• [TASK GOAL]: Copy each line in the data that includes the word "JSON".
= = = = = = =
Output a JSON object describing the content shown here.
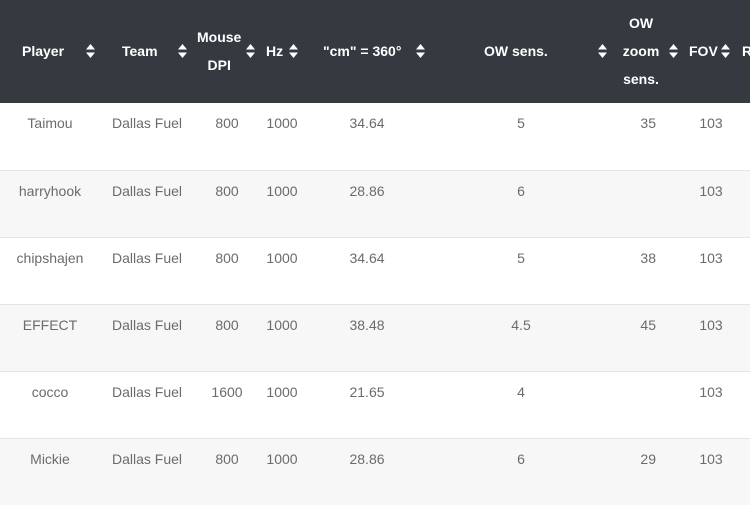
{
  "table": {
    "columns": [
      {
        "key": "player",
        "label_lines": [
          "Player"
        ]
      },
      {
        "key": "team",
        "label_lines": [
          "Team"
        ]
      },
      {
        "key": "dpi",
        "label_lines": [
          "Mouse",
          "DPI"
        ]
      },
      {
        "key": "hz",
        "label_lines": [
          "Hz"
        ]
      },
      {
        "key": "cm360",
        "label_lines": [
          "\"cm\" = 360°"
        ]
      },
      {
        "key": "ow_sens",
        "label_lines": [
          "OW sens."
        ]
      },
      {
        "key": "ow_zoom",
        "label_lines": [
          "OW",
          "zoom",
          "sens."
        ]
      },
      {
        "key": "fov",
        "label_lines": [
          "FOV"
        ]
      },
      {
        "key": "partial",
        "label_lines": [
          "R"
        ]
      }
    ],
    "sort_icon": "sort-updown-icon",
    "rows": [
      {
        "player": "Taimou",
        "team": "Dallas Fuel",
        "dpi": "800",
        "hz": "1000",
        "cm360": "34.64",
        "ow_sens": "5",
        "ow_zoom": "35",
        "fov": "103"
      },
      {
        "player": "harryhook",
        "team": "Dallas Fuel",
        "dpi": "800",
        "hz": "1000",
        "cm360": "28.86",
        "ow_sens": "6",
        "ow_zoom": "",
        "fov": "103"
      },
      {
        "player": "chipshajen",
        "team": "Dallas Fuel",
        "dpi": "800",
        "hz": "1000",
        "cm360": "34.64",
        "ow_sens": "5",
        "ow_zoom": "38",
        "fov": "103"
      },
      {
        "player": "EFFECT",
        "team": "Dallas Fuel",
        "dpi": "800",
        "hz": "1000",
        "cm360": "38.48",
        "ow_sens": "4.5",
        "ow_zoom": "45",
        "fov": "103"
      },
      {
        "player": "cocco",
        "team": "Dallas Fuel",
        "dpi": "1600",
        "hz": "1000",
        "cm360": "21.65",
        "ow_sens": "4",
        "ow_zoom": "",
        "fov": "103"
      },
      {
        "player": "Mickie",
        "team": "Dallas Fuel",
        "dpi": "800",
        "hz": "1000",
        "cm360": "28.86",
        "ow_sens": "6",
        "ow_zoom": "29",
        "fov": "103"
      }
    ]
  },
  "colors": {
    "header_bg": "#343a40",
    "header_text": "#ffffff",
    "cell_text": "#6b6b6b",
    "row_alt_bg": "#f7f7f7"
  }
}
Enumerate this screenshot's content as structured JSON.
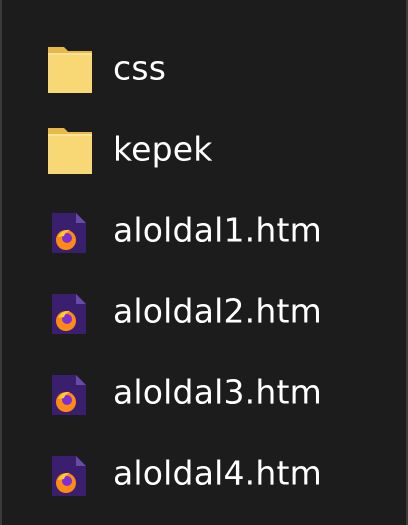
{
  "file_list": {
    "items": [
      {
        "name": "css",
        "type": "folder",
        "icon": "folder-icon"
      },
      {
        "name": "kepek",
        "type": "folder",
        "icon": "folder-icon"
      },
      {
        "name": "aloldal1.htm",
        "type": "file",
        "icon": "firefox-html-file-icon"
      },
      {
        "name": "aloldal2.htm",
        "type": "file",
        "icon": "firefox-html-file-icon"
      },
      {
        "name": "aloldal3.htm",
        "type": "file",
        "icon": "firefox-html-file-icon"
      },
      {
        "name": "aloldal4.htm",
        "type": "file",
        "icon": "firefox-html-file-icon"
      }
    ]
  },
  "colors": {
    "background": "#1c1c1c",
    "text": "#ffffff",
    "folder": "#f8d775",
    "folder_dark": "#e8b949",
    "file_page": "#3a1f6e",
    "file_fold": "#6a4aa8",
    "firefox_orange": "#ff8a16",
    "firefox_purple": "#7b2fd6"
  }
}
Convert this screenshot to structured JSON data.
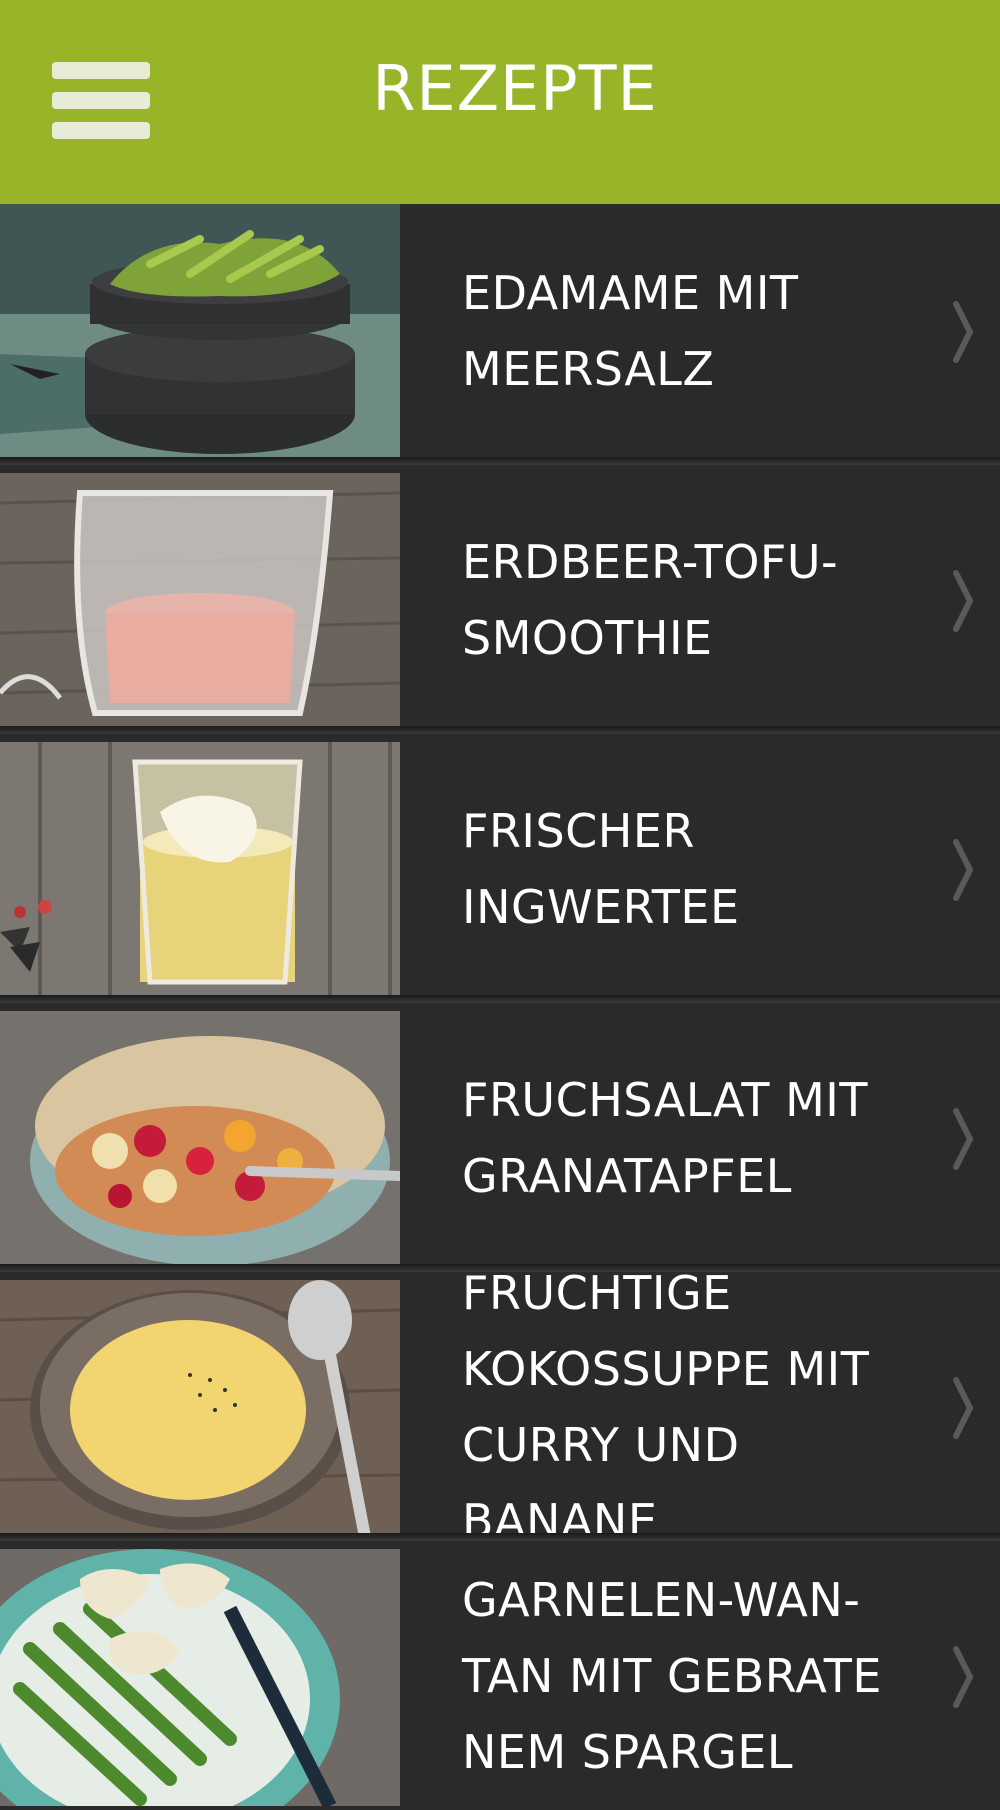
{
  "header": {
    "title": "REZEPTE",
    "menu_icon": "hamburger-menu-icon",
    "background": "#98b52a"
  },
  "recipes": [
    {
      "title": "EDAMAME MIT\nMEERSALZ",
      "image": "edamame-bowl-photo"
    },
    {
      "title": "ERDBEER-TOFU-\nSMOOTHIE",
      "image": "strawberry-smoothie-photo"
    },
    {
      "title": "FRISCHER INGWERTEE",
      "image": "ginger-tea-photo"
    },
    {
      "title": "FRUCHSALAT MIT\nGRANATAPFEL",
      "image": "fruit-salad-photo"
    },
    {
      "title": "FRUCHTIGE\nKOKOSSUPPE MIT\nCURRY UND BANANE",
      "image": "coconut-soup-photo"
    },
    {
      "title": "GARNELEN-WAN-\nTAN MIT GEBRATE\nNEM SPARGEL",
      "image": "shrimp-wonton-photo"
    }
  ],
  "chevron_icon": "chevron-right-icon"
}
= = = = = = =
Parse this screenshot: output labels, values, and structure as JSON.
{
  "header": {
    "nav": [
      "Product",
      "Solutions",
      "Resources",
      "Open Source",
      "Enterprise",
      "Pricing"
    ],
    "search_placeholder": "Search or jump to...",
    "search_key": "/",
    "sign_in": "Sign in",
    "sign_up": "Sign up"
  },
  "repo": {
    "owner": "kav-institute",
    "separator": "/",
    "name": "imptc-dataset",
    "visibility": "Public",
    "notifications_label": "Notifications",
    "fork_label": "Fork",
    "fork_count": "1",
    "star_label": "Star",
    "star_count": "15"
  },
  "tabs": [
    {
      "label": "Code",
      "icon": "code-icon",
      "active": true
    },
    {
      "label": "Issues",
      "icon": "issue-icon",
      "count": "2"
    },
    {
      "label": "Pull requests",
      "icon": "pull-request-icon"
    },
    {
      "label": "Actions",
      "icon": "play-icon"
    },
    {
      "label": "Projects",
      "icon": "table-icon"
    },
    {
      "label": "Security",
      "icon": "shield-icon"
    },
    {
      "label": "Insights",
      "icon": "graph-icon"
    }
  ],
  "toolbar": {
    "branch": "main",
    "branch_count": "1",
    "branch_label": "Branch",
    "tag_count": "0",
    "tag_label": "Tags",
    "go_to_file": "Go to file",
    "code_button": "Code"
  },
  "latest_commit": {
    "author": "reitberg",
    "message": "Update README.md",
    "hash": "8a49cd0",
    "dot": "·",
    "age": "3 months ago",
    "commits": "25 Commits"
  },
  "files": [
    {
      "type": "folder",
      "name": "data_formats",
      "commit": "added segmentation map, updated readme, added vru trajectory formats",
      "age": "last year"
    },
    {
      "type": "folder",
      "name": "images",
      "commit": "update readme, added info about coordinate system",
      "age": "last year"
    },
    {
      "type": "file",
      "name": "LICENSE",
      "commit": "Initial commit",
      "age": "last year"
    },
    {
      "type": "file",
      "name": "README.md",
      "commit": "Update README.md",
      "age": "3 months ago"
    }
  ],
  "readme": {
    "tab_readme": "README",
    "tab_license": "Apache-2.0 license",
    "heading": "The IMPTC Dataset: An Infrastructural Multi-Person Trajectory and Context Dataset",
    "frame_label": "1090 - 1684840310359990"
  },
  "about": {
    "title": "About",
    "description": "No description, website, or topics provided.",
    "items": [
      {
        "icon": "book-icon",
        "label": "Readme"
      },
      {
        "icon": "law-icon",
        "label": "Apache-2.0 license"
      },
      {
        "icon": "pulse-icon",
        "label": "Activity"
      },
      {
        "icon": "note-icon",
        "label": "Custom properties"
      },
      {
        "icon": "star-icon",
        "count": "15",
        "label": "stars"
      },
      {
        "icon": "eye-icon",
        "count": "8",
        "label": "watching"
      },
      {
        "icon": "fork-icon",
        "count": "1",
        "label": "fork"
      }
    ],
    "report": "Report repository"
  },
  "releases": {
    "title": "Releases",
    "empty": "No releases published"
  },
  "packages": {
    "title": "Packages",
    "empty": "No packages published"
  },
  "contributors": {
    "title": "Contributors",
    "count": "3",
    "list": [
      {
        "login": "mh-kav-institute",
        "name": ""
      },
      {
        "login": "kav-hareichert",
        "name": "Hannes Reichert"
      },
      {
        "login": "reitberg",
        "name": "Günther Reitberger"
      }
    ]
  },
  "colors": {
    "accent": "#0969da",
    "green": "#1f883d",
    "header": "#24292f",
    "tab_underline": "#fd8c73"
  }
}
= = = = = = =
• [TASK OUTPUT]:
Output a JSON object describing the content shown here.
Enumerate this screenshot's content as structured JSON.
Convert this screenshot to structured JSON data.
Parse this screenshot: output labels, values, and structure as JSON.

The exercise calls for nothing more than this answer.